» Request
Return all the data below as it stands, minus the pictures.

(Records from a data source)
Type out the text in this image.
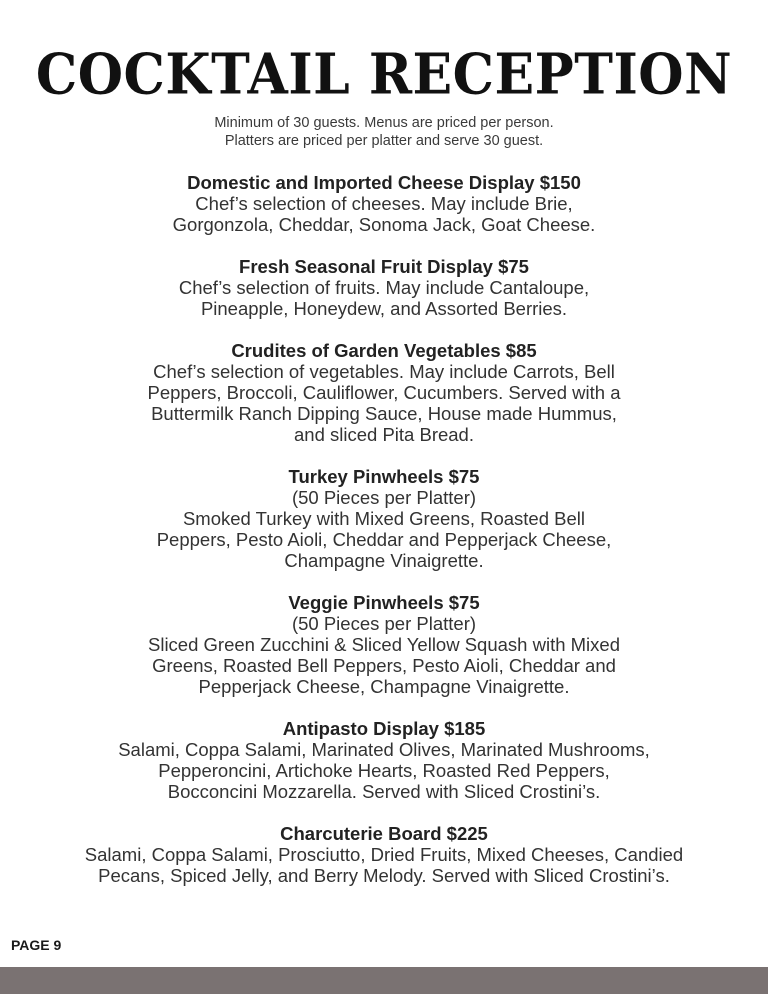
COCKTAIL RECEPTION
Minimum of 30 guests. Menus are priced per person.
Platters are priced per platter and serve 30 guest.
Domestic and Imported Cheese Display $150
Chef’s selection of cheeses. May include Brie,
Gorgonzola, Cheddar, Sonoma Jack, Goat Cheese.
Fresh Seasonal Fruit Display $75
Chef’s selection of fruits. May include Cantaloupe,
Pineapple, Honeydew, and Assorted Berries.
Crudites of Garden Vegetables $85
Chef’s selection of vegetables. May include Carrots, Bell
Peppers, Broccoli, Cauliflower, Cucumbers. Served with a
Buttermilk Ranch Dipping Sauce, House made Hummus,
and sliced Pita Bread.
Turkey Pinwheels $75
(50 Pieces per Platter)
Smoked Turkey with Mixed Greens, Roasted Bell
Peppers, Pesto Aioli, Cheddar and Pepperjack Cheese,
Champagne Vinaigrette.
Veggie Pinwheels $75
(50 Pieces per Platter)
Sliced Green Zucchini & Sliced Yellow Squash with Mixed
Greens, Roasted Bell Peppers, Pesto Aioli, Cheddar and
Pepperjack Cheese, Champagne Vinaigrette.
Antipasto Display $185
Salami, Coppa Salami, Marinated Olives, Marinated Mushrooms,
Pepperoncini, Artichoke Hearts, Roasted Red Peppers,
Bocconcini Mozzarella. Served with Sliced Crostini’s.
Charcuterie Board $225
Salami, Coppa Salami, Prosciutto, Dried Fruits, Mixed Cheeses, Candied
Pecans, Spiced Jelly, and Berry Melody. Served with Sliced Crostini’s.
PAGE 9
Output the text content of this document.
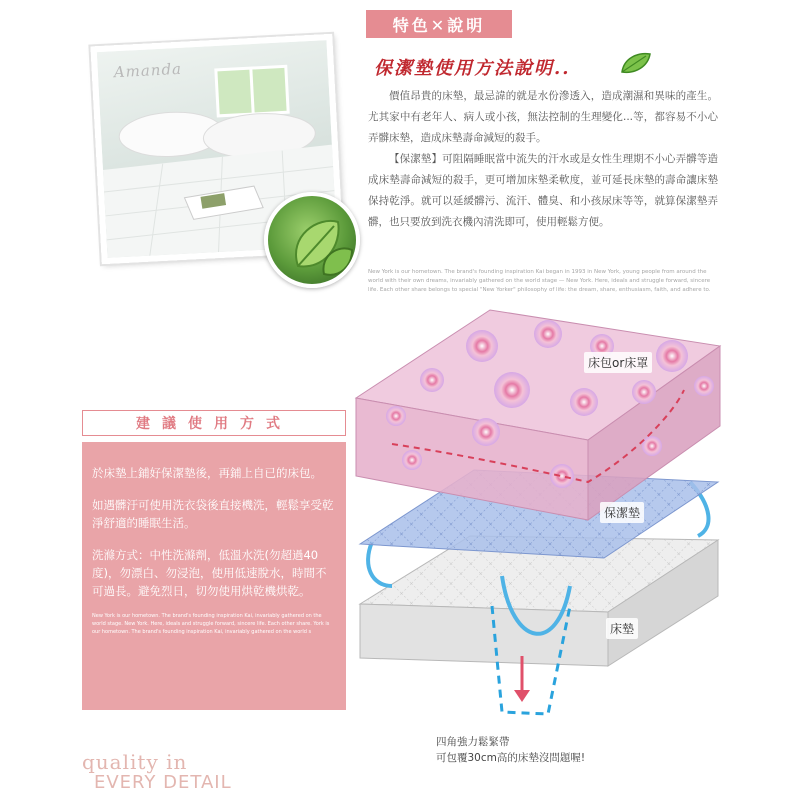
特色✕說明
Amanda	保潔墊使用方法說明..

價值昂貴的床墊，最忌諱的就是水份滲透入，造成潮濕和異味的產生。尤其家中有老年人、病人或小孩，無法控制的生理變化...等，都容易不小心弄髒床墊，造成床墊壽命減短的殺手。

【保潔墊】可阻隔睡眠當中流失的汗水或是女性生理期不小心弄髒等造成床墊壽命減短的殺手，更可增加床墊柔軟度，並可延長床墊的壽命讓床墊保持乾淨。就可以延緩髒污、流汗、體臭、和小孩尿床等等，就算保潔墊弄髒，也只要放到洗衣機內清洗即可，使用輕鬆方便。

New York is our hometown. The brand's founding inspiration Kai began in 1993 in New York, young people from around the world with their own dreams, invariably gathered on the world stage — New York. Here, ideals and struggle forward, sincere life. Each other share belongs to special "New Yorker" philosophy of life: the dream, share, enthusiasm, faith, and adhere to.
建議使用方式

於床墊上鋪好保潔墊後，再鋪上自已的床包。

如遇髒汙可使用洗衣袋後直接機洗，輕鬆享受乾淨舒適的睡眠生活。

洗滌方式：中性洗滌劑，低溫水洗(勿超過40度)，勿漂白、勿浸泡，使用低速脫水，時間不可過長。避免烈日，切勿使用烘乾機烘乾。

New York is our hometown. The brand's founding inspiration Kai, invariably gathered on the world stage. New York. Here, ideals and struggle forward, sincere life. Each other share. York is our hometown. The brand's founding inspiration Kai, invariably gathered on the world s

quality in
EVERY DETAIL
床包or床罩
保潔墊
床墊
四角強力鬆緊帶
可包覆30cm高的床墊沒問題喔!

» Output for this exercise
Type out the text in this image.
COCKTAIL RECEPTION
Minimum of 30 guests. Menus are priced per person.
Platters are priced per platter and serve 30 guest.
Domestic and Imported Cheese Display $150
Chef’s selection of cheeses. May include Brie,
Gorgonzola, Cheddar, Sonoma Jack, Goat Cheese.
Fresh Seasonal Fruit Display $75
Chef’s selection of fruits. May include Cantaloupe,
Pineapple, Honeydew, and Assorted Berries.
Crudites of Garden Vegetables $85
Chef’s selection of vegetables. May include Carrots, Bell
Peppers, Broccoli, Cauliflower, Cucumbers. Served with a
Buttermilk Ranch Dipping Sauce, House made Hummus,
and sliced Pita Bread.
Turkey Pinwheels $75
(50 Pieces per Platter)
Smoked Turkey with Mixed Greens, Roasted Bell
Peppers, Pesto Aioli, Cheddar and Pepperjack Cheese,
Champagne Vinaigrette.
Veggie Pinwheels $75
(50 Pieces per Platter)
Sliced Green Zucchini & Sliced Yellow Squash with Mixed
Greens, Roasted Bell Peppers, Pesto Aioli, Cheddar and
Pepperjack Cheese, Champagne Vinaigrette.
Antipasto Display $185
Salami, Coppa Salami, Marinated Olives, Marinated Mushrooms,
Pepperoncini, Artichoke Hearts, Roasted Red Peppers,
Bocconcini Mozzarella. Served with Sliced Crostini’s.
Charcuterie Board $225
Salami, Coppa Salami, Prosciutto, Dried Fruits, Mixed Cheeses, Candied
Pecans, Spiced Jelly, and Berry Melody. Served with Sliced Crostini’s.
PAGE 9
Output the text content of this document.
特色✕說明
Amanda	保潔墊使用方法說明..

價值昂貴的床墊，最忌諱的就是水份滲透入，造成潮濕和異味的產生。尤其家中有老年人、病人或小孩，無法控制的生理變化...等，都容易不小心弄髒床墊，造成床墊壽命減短的殺手。

【保潔墊】可阻隔睡眠當中流失的汗水或是女性生理期不小心弄髒等造成床墊壽命減短的殺手，更可增加床墊柔軟度，並可延長床墊的壽命讓床墊保持乾淨。就可以延緩髒污、流汗、體臭、和小孩尿床等等，就算保潔墊弄髒，也只要放到洗衣機內清洗即可，使用輕鬆方便。

New York is our hometown. The brand's founding inspiration Kai began in 1993 in New York, young people from around the world with their own dreams, invariably gathered on the world stage — New York. Here, ideals and struggle forward, sincere life. Each other share belongs to special "New Yorker" philosophy of life: the dream, share, enthusiasm, faith, and adhere to.
建議使用方式

於床墊上鋪好保潔墊後，再鋪上自已的床包。

如遇髒汙可使用洗衣袋後直接機洗，輕鬆享受乾淨舒適的睡眠生活。

洗滌方式：中性洗滌劑，低溫水洗(勿超過40度)，勿漂白、勿浸泡，使用低速脫水，時間不可過長。避免烈日，切勿使用烘乾機烘乾。

New York is our hometown. The brand's founding inspiration Kai, invariably gathered on the world stage. New York. Here, ideals and struggle forward, sincere life. Each other share. York is our hometown. The brand's founding inspiration Kai, invariably gathered on the world s

quality in
EVERY DETAIL
床包or床罩
保潔墊
床墊
四角強力鬆緊帶
可包覆30cm高的床墊沒問題喔!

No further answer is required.